SET TASK:
Find every line in the records below that holds the word "Samedi" and copy it.
#####
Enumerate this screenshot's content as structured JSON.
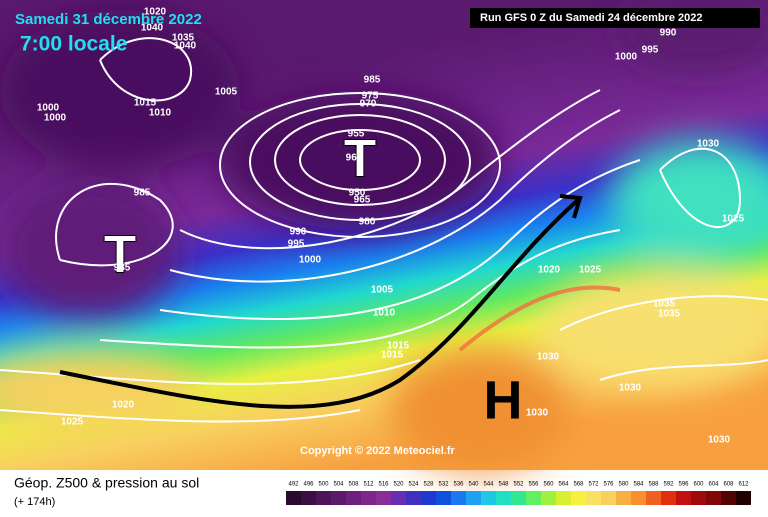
{
  "header": {
    "date": "Samedi 31 décembre 2022",
    "time": "7:00 locale",
    "run": "Run GFS 0 Z du Samedi 24 décembre 2022"
  },
  "map": {
    "lows": [
      "T",
      "T"
    ],
    "highs": [
      "H"
    ],
    "isobar_labels": [
      1020,
      1040,
      1035,
      1040,
      1000,
      1000,
      1015,
      1010,
      1005,
      985,
      985,
      985,
      975,
      970,
      955,
      960,
      950,
      965,
      980,
      990,
      995,
      1000,
      1005,
      1010,
      1015,
      1015,
      1020,
      1025,
      1020,
      1025,
      1030,
      1035,
      1035,
      1030,
      1030,
      1030,
      1025,
      990,
      995,
      1000,
      1030
    ],
    "copyright": "Copyright © 2022 Meteociel.fr"
  },
  "footer": {
    "title": "Géop. Z500 & pression au sol",
    "lead": "(+ 174h)",
    "scale": [
      492,
      496,
      500,
      504,
      508,
      512,
      516,
      520,
      524,
      528,
      532,
      536,
      540,
      544,
      548,
      552,
      556,
      560,
      564,
      568,
      572,
      576,
      580,
      584,
      588,
      592,
      596,
      600,
      604,
      608,
      612
    ],
    "colors": [
      "#2a0a2e",
      "#3c0f44",
      "#4e1458",
      "#5e1a6a",
      "#6e207c",
      "#7e268c",
      "#8a2c9a",
      "#6a2cb0",
      "#4030c0",
      "#2038d0",
      "#1050e0",
      "#1a78f0",
      "#20a0f0",
      "#20c8e8",
      "#20e0c0",
      "#30e890",
      "#60f060",
      "#a0f040",
      "#d8f030",
      "#f8f040",
      "#f8e060",
      "#f8d060",
      "#f8b040",
      "#f89030",
      "#f06020",
      "#e03010",
      "#c01010",
      "#a00a0a",
      "#800808",
      "#500404",
      "#200000"
    ]
  }
}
#####
TASK RESULT:
    "date": "Samedi 31 décembre 2022",
    "run": "Run GFS 0 Z du Samedi 24 décembre 2022"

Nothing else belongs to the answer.